▶ [To be done] Give back all the data exactly, line by line.

▶ [Material provided]
- - -

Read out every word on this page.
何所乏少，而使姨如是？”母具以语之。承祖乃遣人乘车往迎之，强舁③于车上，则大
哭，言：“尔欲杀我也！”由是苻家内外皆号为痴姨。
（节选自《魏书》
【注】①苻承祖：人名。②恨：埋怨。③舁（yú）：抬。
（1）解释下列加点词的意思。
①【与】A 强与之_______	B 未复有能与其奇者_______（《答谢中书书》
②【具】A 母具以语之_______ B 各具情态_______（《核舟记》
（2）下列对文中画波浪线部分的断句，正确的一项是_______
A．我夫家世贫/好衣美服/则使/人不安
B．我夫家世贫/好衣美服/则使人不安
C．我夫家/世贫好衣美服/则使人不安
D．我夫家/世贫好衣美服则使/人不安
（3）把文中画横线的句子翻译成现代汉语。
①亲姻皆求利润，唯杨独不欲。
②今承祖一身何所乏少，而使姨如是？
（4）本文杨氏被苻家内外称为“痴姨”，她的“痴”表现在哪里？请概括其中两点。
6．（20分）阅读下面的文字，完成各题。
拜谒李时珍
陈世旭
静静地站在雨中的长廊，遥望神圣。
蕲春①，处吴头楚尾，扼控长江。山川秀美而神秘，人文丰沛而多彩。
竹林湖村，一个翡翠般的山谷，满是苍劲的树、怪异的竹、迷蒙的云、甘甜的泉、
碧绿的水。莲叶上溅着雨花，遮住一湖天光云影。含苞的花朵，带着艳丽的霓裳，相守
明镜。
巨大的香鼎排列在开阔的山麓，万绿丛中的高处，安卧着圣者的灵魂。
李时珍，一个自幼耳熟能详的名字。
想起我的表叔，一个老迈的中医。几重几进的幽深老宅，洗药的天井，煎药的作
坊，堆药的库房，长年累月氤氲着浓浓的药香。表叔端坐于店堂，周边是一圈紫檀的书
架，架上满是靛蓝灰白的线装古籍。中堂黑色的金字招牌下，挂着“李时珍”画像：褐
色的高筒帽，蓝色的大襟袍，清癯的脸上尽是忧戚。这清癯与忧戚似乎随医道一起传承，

- - -

▶ [Output]
Read out every word on this page.
何所乏少，而使姨如是？”母具以语之。承祖乃遣人乘车往迎之，强舁③于车上，则大
哭，言：“尔欲杀我也！”由是苻家内外皆号为痴姨。
（节选自《魏书》
【注】①苻承祖：人名。②恨：埋怨。③舁（yú）：抬。
（1）解释下列加点词的意思。
①【与】A 强与之_______	B 未复有能与其奇者_______（《答谢中书书》
②【具】A 母具以语之_______ B 各具情态_______（《核舟记》
（2）下列对文中画波浪线部分的断句，正确的一项是_______
A．我夫家世贫/好衣美服/则使/人不安
B．我夫家世贫/好衣美服/则使人不安
C．我夫家/世贫好衣美服/则使人不安
D．我夫家/世贫好衣美服则使/人不安
（3）把文中画横线的句子翻译成现代汉语。
①亲姻皆求利润，唯杨独不欲。
②今承祖一身何所乏少，而使姨如是？
（4）本文杨氏被苻家内外称为“痴姨”，她的“痴”表现在哪里？请概括其中两点。
6．（20分）阅读下面的文字，完成各题。
拜谒李时珍
陈世旭
静静地站在雨中的长廊，遥望神圣。
蕲春①，处吴头楚尾，扼控长江。山川秀美而神秘，人文丰沛而多彩。
竹林湖村，一个翡翠般的山谷，满是苍劲的树、怪异的竹、迷蒙的云、甘甜的泉、
碧绿的水。莲叶上溅着雨花，遮住一湖天光云影。含苞的花朵，带着艳丽的霓裳，相守
明镜。
巨大的香鼎排列在开阔的山麓，万绿丛中的高处，安卧着圣者的灵魂。
李时珍，一个自幼耳熟能详的名字。
想起我的表叔，一个老迈的中医。几重几进的幽深老宅，洗药的天井，煎药的作
坊，堆药的库房，长年累月氤氲着浓浓的药香。表叔端坐于店堂，周边是一圈紫檀的书
架，架上满是靛蓝灰白的线装古籍。中堂黑色的金字招牌下，挂着“李时珍”画像：褐
色的高筒帽，蓝色的大襟袍，清癯的脸上尽是忧戚。这清癯与忧戚似乎随医道一起传承，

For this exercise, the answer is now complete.